Directions for this task -
Reproduce the listing below without changes, except that pictures are left out.
## Begin Listed records
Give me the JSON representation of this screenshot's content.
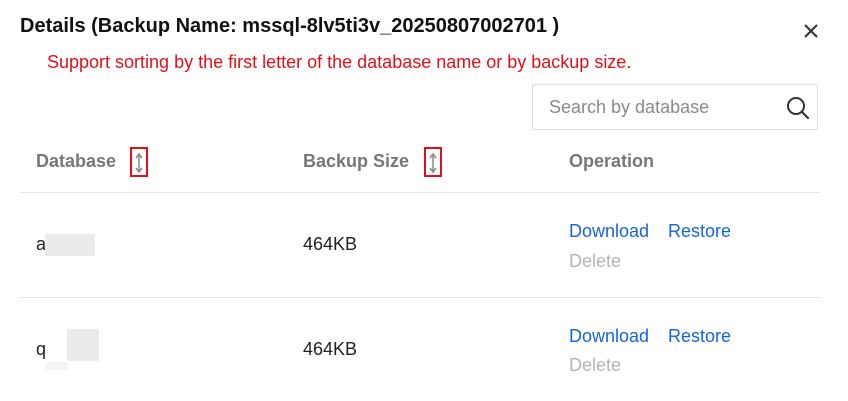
{
  "dialog": {
    "title": "Details (Backup Name: mssql-8lv5ti3v_20250807002701 )",
    "annotation": "Support sorting by the first letter of the database name or by backup size."
  },
  "search": {
    "placeholder": "Search by database",
    "value": ""
  },
  "table": {
    "columns": [
      {
        "label": "Database",
        "sortable": true
      },
      {
        "label": "Backup Size",
        "sortable": true
      },
      {
        "label": "Operation",
        "sortable": false
      }
    ],
    "rows": [
      {
        "database": "a",
        "backup_size": "464KB",
        "actions": {
          "download": "Download",
          "restore": "Restore",
          "delete": "Delete"
        }
      },
      {
        "database": "q",
        "backup_size": "464KB",
        "actions": {
          "download": "Download",
          "restore": "Restore",
          "delete": "Delete"
        }
      }
    ]
  },
  "colors": {
    "annotation": "#e0101a",
    "link": "#1464dc",
    "disabled": "#b5b5b5",
    "header_text": "#777777"
  },
  "icons": {
    "close": "close-icon",
    "search": "search-icon",
    "sort": "sort-arrows-icon"
  }
}
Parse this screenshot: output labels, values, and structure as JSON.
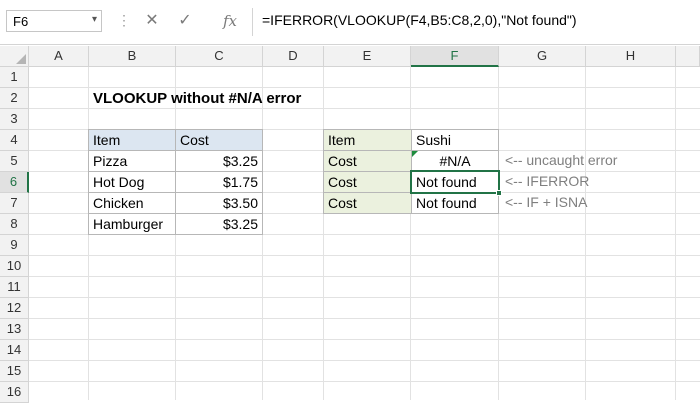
{
  "formula_bar": {
    "name_box": "F6",
    "name_box_caret": "▾",
    "dots": "⋮",
    "cancel_icon": "✕",
    "enter_icon": "✓",
    "fx_label": "fx",
    "formula": "=IFERROR(VLOOKUP(F4,B5:C8,2,0),\"Not found\")"
  },
  "columns": [
    "A",
    "B",
    "C",
    "D",
    "E",
    "F",
    "G",
    "H"
  ],
  "rows": [
    "1",
    "2",
    "3",
    "4",
    "5",
    "6",
    "7",
    "8",
    "9",
    "10",
    "11",
    "12",
    "13",
    "14",
    "15",
    "16"
  ],
  "selected_column": "F",
  "selected_row": "6",
  "title": "VLOOKUP without #N/A error",
  "lookup_table": {
    "headers": [
      "Item",
      "Cost"
    ],
    "rows": [
      {
        "item": "Pizza",
        "cost": "$3.25"
      },
      {
        "item": "Hot Dog",
        "cost": "$1.75"
      },
      {
        "item": "Chicken",
        "cost": "$3.50"
      },
      {
        "item": "Hamburger",
        "cost": "$3.25"
      }
    ]
  },
  "result_table": {
    "item_label": "Item",
    "item_value": "Sushi",
    "rows": [
      {
        "label": "Cost",
        "value": "#N/A",
        "note": "<-- uncaught error"
      },
      {
        "label": "Cost",
        "value": "Not found",
        "note": "<-- IFERROR"
      },
      {
        "label": "Cost",
        "value": "Not found",
        "note": "<-- IF + ISNA"
      }
    ]
  },
  "colors": {
    "header_fill": "#dce6f1",
    "label_fill": "#ebf1de",
    "selection": "#217346"
  }
}
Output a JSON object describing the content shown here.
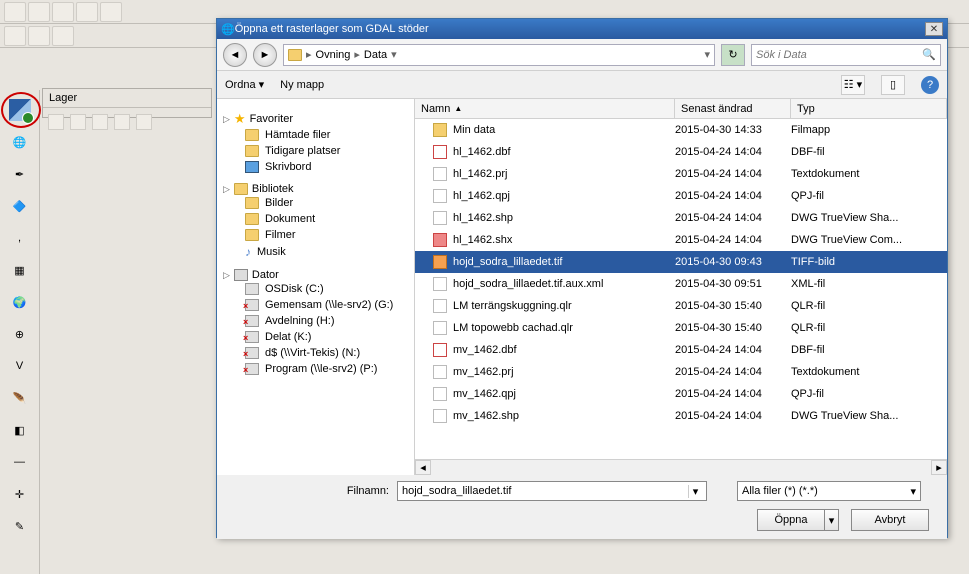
{
  "bgapp": {
    "lager_title": "Lager"
  },
  "dialog": {
    "title": "Öppna ett rasterlager som GDAL stöder",
    "breadcrumb": [
      "Ovning",
      "Data"
    ],
    "search_placeholder": "Sök i Data",
    "cmd_sort": "Ordna",
    "cmd_newfolder": "Ny mapp",
    "nav": {
      "fav_hdr": "Favoriter",
      "fav_items": [
        "Hämtade filer",
        "Tidigare platser",
        "Skrivbord"
      ],
      "lib_hdr": "Bibliotek",
      "lib_items": [
        "Bilder",
        "Dokument",
        "Filmer",
        "Musik"
      ],
      "pc_hdr": "Dator",
      "drives": [
        "OSDisk (C:)",
        "Gemensam (\\\\le-srv2) (G:)",
        "Avdelning (H:)",
        "Delat (K:)",
        "d$ (\\\\Virt-Tekis) (N:)",
        "Program (\\\\le-srv2) (P:)"
      ]
    },
    "cols": {
      "name": "Namn",
      "date": "Senast ändrad",
      "type": "Typ"
    },
    "files": [
      {
        "name": "Min data",
        "date": "2015-04-30 14:33",
        "type": "Filmapp",
        "icon": "folder",
        "sel": false
      },
      {
        "name": "hl_1462.dbf",
        "date": "2015-04-24 14:04",
        "type": "DBF-fil",
        "icon": "dbf",
        "sel": false
      },
      {
        "name": "hl_1462.prj",
        "date": "2015-04-24 14:04",
        "type": "Textdokument",
        "icon": "prj",
        "sel": false
      },
      {
        "name": "hl_1462.qpj",
        "date": "2015-04-24 14:04",
        "type": "QPJ-fil",
        "icon": "prj",
        "sel": false
      },
      {
        "name": "hl_1462.shp",
        "date": "2015-04-24 14:04",
        "type": "DWG TrueView Sha...",
        "icon": "prj",
        "sel": false
      },
      {
        "name": "hl_1462.shx",
        "date": "2015-04-24 14:04",
        "type": "DWG TrueView Com...",
        "icon": "shx",
        "sel": false
      },
      {
        "name": "hojd_sodra_lillaedet.tif",
        "date": "2015-04-30 09:43",
        "type": "TIFF-bild",
        "icon": "tif",
        "sel": true
      },
      {
        "name": "hojd_sodra_lillaedet.tif.aux.xml",
        "date": "2015-04-30 09:51",
        "type": "XML-fil",
        "icon": "prj",
        "sel": false
      },
      {
        "name": "LM terrängskuggning.qlr",
        "date": "2015-04-30 15:40",
        "type": "QLR-fil",
        "icon": "prj",
        "sel": false
      },
      {
        "name": "LM topowebb cachad.qlr",
        "date": "2015-04-30 15:40",
        "type": "QLR-fil",
        "icon": "prj",
        "sel": false
      },
      {
        "name": "mv_1462.dbf",
        "date": "2015-04-24 14:04",
        "type": "DBF-fil",
        "icon": "dbf",
        "sel": false
      },
      {
        "name": "mv_1462.prj",
        "date": "2015-04-24 14:04",
        "type": "Textdokument",
        "icon": "prj",
        "sel": false
      },
      {
        "name": "mv_1462.qpj",
        "date": "2015-04-24 14:04",
        "type": "QPJ-fil",
        "icon": "prj",
        "sel": false
      },
      {
        "name": "mv_1462.shp",
        "date": "2015-04-24 14:04",
        "type": "DWG TrueView Sha...",
        "icon": "prj",
        "sel": false
      }
    ],
    "filename_label": "Filnamn:",
    "filename_value": "hojd_sodra_lillaedet.tif",
    "filter_value": "Alla filer (*) (*.*)",
    "btn_open": "Öppna",
    "btn_cancel": "Avbryt"
  }
}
## End Listed records
Completed task -
Give me the JSON representation of this screenshot's content.
{
  "dialog": {
    "title": "Details (Backup Name: mssql-8lv5ti3v_20250807002701 )",
    "annotation": "Support sorting by the first letter of the database name or by backup size."
  },
  "search": {
    "placeholder": "Search by database",
    "value": ""
  },
  "table": {
    "columns": [
      {
        "label": "Database",
        "sortable": true
      },
      {
        "label": "Backup Size",
        "sortable": true
      },
      {
        "label": "Operation",
        "sortable": false
      }
    ],
    "rows": [
      {
        "database": "a",
        "backup_size": "464KB",
        "actions": {
          "download": "Download",
          "restore": "Restore",
          "delete": "Delete"
        }
      },
      {
        "database": "q",
        "backup_size": "464KB",
        "actions": {
          "download": "Download",
          "restore": "Restore",
          "delete": "Delete"
        }
      }
    ]
  },
  "colors": {
    "annotation": "#e0101a",
    "link": "#1464dc",
    "disabled": "#b5b5b5",
    "header_text": "#777777"
  },
  "icons": {
    "close": "close-icon",
    "search": "search-icon",
    "sort": "sort-arrows-icon"
  }
}
Parse this screenshot: output labels, values, and structure as JSON.
{
  "formula_bar": {
    "name_box": "F6",
    "name_box_caret": "▾",
    "dots": "⋮",
    "cancel_icon": "✕",
    "enter_icon": "✓",
    "fx_label": "fx",
    "formula": "=IFERROR(VLOOKUP(F4,B5:C8,2,0),\"Not found\")"
  },
  "columns": [
    "A",
    "B",
    "C",
    "D",
    "E",
    "F",
    "G",
    "H"
  ],
  "rows": [
    "1",
    "2",
    "3",
    "4",
    "5",
    "6",
    "7",
    "8",
    "9",
    "10",
    "11",
    "12",
    "13",
    "14",
    "15",
    "16"
  ],
  "selected_column": "F",
  "selected_row": "6",
  "title": "VLOOKUP without #N/A error",
  "lookup_table": {
    "headers": [
      "Item",
      "Cost"
    ],
    "rows": [
      {
        "item": "Pizza",
        "cost": "$3.25"
      },
      {
        "item": "Hot Dog",
        "cost": "$1.75"
      },
      {
        "item": "Chicken",
        "cost": "$3.50"
      },
      {
        "item": "Hamburger",
        "cost": "$3.25"
      }
    ]
  },
  "result_table": {
    "item_label": "Item",
    "item_value": "Sushi",
    "rows": [
      {
        "label": "Cost",
        "value": "#N/A",
        "note": "<-- uncaught error"
      },
      {
        "label": "Cost",
        "value": "Not found",
        "note": "<-- IFERROR"
      },
      {
        "label": "Cost",
        "value": "Not found",
        "note": "<-- IF + ISNA"
      }
    ]
  },
  "colors": {
    "header_fill": "#dce6f1",
    "label_fill": "#ebf1de",
    "selection": "#217346"
  }
}
Output a JSON object describing the content shown here.
{
  "bgapp": {
    "lager_title": "Lager"
  },
  "dialog": {
    "title": "Öppna ett rasterlager som GDAL stöder",
    "breadcrumb": [
      "Ovning",
      "Data"
    ],
    "search_placeholder": "Sök i Data",
    "cmd_sort": "Ordna",
    "cmd_newfolder": "Ny mapp",
    "nav": {
      "fav_hdr": "Favoriter",
      "fav_items": [
        "Hämtade filer",
        "Tidigare platser",
        "Skrivbord"
      ],
      "lib_hdr": "Bibliotek",
      "lib_items": [
        "Bilder",
        "Dokument",
        "Filmer",
        "Musik"
      ],
      "pc_hdr": "Dator",
      "drives": [
        "OSDisk (C:)",
        "Gemensam (\\\\le-srv2) (G:)",
        "Avdelning (H:)",
        "Delat (K:)",
        "d$ (\\\\Virt-Tekis) (N:)",
        "Program (\\\\le-srv2) (P:)"
      ]
    },
    "cols": {
      "name": "Namn",
      "date": "Senast ändrad",
      "type": "Typ"
    },
    "files": [
      {
        "name": "Min data",
        "date": "2015-04-30 14:33",
        "type": "Filmapp",
        "icon": "folder",
        "sel": false
      },
      {
        "name": "hl_1462.dbf",
        "date": "2015-04-24 14:04",
        "type": "DBF-fil",
        "icon": "dbf",
        "sel": false
      },
      {
        "name": "hl_1462.prj",
        "date": "2015-04-24 14:04",
        "type": "Textdokument",
        "icon": "prj",
        "sel": false
      },
      {
        "name": "hl_1462.qpj",
        "date": "2015-04-24 14:04",
        "type": "QPJ-fil",
        "icon": "prj",
        "sel": false
      },
      {
        "name": "hl_1462.shp",
        "date": "2015-04-24 14:04",
        "type": "DWG TrueView Sha...",
        "icon": "prj",
        "sel": false
      },
      {
        "name": "hl_1462.shx",
        "date": "2015-04-24 14:04",
        "type": "DWG TrueView Com...",
        "icon": "shx",
        "sel": false
      },
      {
        "name": "hojd_sodra_lillaedet.tif",
        "date": "2015-04-30 09:43",
        "type": "TIFF-bild",
        "icon": "tif",
        "sel": true
      },
      {
        "name": "hojd_sodra_lillaedet.tif.aux.xml",
        "date": "2015-04-30 09:51",
        "type": "XML-fil",
        "icon": "prj",
        "sel": false
      },
      {
        "name": "LM terrängskuggning.qlr",
        "date": "2015-04-30 15:40",
        "type": "QLR-fil",
        "icon": "prj",
        "sel": false
      },
      {
        "name": "LM topowebb cachad.qlr",
        "date": "2015-04-30 15:40",
        "type": "QLR-fil",
        "icon": "prj",
        "sel": false
      },
      {
        "name": "mv_1462.dbf",
        "date": "2015-04-24 14:04",
        "type": "DBF-fil",
        "icon": "dbf",
        "sel": false
      },
      {
        "name": "mv_1462.prj",
        "date": "2015-04-24 14:04",
        "type": "Textdokument",
        "icon": "prj",
        "sel": false
      },
      {
        "name": "mv_1462.qpj",
        "date": "2015-04-24 14:04",
        "type": "QPJ-fil",
        "icon": "prj",
        "sel": false
      },
      {
        "name": "mv_1462.shp",
        "date": "2015-04-24 14:04",
        "type": "DWG TrueView Sha...",
        "icon": "prj",
        "sel": false
      }
    ],
    "filename_label": "Filnamn:",
    "filename_value": "hojd_sodra_lillaedet.tif",
    "filter_value": "Alla filer (*) (*.*)",
    "btn_open": "Öppna",
    "btn_cancel": "Avbryt"
  }
}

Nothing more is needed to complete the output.